━━ Records supplied ━━

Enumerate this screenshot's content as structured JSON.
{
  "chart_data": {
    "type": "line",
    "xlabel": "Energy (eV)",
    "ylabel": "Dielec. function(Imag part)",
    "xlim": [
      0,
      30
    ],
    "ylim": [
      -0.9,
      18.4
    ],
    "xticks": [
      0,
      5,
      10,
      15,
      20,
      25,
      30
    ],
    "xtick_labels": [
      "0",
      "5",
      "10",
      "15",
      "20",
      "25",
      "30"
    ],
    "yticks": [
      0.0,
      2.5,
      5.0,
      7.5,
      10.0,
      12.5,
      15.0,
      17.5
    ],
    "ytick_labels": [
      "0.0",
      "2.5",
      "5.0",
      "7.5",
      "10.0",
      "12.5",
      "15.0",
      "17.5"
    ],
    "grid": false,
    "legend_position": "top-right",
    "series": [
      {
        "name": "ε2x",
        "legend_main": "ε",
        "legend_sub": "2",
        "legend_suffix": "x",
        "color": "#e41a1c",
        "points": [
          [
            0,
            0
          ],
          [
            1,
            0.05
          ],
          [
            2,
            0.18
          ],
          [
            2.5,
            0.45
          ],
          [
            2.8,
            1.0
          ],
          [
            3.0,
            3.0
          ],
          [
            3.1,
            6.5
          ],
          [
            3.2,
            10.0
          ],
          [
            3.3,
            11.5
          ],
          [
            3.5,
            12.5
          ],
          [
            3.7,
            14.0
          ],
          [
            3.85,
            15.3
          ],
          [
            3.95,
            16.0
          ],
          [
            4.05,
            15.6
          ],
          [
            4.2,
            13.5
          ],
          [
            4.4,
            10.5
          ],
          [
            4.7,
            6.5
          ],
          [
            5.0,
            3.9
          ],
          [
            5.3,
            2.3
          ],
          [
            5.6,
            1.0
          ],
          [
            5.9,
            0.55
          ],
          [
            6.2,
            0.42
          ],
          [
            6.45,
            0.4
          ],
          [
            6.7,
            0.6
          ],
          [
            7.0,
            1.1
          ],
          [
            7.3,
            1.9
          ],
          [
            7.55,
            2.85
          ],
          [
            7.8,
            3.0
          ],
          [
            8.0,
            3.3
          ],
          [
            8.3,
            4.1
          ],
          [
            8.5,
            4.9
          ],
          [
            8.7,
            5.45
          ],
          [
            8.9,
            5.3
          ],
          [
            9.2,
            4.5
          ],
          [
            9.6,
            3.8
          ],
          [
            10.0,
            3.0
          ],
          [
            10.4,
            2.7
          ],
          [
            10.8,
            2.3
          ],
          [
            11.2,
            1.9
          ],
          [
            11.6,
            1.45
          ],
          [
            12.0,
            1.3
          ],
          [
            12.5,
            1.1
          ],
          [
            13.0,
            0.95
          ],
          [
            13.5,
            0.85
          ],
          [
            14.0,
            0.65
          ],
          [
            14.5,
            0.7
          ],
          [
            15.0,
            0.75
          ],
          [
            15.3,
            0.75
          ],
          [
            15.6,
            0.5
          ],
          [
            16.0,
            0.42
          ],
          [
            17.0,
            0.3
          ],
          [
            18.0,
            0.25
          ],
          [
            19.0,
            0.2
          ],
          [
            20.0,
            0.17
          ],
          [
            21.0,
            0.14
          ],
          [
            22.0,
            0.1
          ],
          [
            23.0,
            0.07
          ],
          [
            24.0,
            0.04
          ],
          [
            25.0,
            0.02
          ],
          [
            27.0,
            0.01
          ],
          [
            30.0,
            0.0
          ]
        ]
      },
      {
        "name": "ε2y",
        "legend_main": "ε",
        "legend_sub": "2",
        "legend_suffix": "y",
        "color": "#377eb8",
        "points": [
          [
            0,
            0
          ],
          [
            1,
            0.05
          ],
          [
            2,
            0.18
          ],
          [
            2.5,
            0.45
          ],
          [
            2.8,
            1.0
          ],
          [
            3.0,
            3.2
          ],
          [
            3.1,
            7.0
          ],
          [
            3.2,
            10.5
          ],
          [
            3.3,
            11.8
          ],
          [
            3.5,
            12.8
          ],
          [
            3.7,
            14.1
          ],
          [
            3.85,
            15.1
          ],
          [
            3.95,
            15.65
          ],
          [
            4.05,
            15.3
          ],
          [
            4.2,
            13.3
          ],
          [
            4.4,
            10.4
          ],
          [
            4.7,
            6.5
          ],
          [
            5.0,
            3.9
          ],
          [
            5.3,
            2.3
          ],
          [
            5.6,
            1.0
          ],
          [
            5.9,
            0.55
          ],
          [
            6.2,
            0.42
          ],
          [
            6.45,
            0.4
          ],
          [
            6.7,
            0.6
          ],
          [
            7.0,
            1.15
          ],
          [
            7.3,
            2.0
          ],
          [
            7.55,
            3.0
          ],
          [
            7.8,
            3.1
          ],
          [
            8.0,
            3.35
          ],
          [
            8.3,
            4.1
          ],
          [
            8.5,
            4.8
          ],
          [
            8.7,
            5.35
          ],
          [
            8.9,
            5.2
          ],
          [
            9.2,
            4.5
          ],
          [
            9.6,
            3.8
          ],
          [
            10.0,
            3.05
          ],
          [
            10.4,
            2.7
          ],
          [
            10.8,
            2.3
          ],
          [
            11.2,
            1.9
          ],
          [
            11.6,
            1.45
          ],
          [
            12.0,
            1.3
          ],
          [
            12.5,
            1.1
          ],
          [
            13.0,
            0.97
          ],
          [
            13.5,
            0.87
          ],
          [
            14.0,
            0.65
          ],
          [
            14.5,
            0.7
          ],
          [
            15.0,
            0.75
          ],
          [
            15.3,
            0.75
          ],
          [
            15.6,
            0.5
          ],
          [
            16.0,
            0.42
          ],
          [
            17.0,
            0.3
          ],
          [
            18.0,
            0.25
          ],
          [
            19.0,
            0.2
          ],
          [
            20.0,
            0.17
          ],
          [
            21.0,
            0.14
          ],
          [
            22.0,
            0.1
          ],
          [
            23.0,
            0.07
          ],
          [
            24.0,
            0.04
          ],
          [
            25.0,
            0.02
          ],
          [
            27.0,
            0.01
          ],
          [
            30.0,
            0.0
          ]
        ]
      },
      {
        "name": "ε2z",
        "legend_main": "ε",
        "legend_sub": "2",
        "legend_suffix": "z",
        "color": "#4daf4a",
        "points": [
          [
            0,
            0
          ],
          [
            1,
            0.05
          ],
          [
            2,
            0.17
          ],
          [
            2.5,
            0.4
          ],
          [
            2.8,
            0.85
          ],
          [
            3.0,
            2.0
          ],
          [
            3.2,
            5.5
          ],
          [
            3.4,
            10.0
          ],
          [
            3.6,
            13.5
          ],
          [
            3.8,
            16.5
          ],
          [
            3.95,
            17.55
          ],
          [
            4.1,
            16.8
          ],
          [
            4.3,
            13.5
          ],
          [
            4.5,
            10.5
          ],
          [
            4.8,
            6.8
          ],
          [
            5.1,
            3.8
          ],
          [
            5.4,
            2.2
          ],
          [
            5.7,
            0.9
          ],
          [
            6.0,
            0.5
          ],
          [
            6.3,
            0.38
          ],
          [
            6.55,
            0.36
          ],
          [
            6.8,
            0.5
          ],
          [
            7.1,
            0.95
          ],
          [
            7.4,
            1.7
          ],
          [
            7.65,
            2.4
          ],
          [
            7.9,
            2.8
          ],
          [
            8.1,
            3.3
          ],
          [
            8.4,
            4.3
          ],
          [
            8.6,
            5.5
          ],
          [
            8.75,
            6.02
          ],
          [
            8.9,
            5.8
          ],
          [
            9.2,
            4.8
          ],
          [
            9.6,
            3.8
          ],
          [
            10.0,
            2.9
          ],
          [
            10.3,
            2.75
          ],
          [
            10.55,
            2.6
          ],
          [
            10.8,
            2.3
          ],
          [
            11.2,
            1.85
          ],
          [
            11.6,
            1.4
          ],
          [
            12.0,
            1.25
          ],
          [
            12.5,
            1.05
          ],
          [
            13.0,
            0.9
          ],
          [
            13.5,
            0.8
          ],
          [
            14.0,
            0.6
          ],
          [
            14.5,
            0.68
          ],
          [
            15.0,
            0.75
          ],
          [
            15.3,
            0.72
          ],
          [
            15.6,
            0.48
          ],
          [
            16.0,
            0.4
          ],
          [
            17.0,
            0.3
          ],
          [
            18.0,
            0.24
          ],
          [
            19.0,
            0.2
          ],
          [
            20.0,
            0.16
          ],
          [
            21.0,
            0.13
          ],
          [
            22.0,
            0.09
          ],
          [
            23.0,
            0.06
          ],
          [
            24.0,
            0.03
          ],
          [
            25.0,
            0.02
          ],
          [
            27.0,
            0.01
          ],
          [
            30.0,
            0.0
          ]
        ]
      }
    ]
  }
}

━━━
━━ Records supplied ━━

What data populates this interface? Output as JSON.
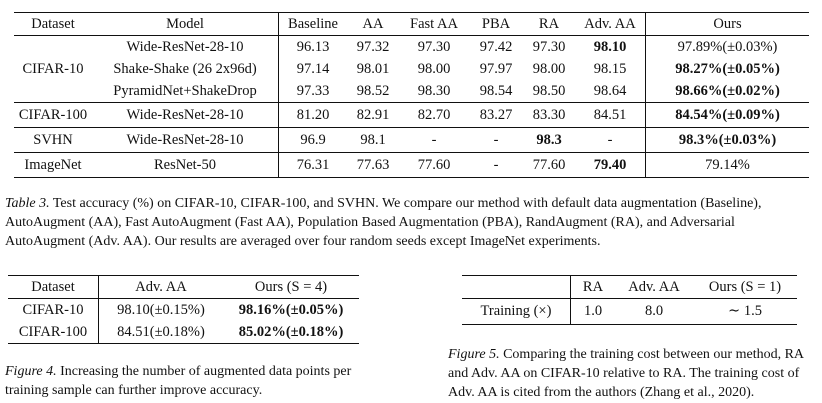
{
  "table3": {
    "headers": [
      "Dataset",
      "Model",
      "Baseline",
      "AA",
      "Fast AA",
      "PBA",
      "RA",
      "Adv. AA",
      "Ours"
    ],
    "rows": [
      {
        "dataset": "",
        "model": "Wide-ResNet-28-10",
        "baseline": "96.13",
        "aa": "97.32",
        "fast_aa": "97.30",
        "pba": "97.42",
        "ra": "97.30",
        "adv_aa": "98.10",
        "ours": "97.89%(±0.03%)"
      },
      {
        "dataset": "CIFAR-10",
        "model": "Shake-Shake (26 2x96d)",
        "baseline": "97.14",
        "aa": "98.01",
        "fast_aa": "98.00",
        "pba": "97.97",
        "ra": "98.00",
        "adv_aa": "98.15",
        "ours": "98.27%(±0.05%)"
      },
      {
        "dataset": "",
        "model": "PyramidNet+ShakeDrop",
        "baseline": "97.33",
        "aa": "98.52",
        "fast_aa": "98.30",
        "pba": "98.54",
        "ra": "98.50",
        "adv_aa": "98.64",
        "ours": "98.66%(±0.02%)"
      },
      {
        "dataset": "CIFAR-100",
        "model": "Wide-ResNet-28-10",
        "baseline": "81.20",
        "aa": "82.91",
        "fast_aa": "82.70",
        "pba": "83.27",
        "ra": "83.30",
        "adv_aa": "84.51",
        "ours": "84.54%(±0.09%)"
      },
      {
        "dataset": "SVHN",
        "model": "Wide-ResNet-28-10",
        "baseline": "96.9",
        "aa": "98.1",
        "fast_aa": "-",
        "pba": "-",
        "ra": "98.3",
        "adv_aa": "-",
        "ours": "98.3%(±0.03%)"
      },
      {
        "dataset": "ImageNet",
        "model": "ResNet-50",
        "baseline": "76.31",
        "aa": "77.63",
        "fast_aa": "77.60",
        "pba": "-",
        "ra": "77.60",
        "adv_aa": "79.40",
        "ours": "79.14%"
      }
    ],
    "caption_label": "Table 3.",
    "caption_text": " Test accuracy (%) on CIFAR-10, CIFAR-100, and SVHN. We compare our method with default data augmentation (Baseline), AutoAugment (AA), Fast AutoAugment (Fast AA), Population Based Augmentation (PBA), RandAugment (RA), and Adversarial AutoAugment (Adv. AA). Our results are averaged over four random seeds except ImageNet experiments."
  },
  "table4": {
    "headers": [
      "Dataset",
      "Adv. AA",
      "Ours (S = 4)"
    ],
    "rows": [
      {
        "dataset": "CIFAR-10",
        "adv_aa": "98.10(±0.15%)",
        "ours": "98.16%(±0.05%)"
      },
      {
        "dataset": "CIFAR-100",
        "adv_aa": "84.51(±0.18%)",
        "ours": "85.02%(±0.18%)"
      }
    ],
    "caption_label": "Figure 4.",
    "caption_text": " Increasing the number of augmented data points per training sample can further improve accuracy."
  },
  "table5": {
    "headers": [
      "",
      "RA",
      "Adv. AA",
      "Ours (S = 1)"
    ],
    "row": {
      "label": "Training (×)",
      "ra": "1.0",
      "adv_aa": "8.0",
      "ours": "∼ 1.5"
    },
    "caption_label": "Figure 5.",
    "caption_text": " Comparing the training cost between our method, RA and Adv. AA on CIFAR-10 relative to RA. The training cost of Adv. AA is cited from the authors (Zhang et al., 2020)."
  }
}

━━━

__Instructions to follow__
How many of the listing's lines contain "color"? Respond with a single number and nothing else.

__Answer to this exercise__
3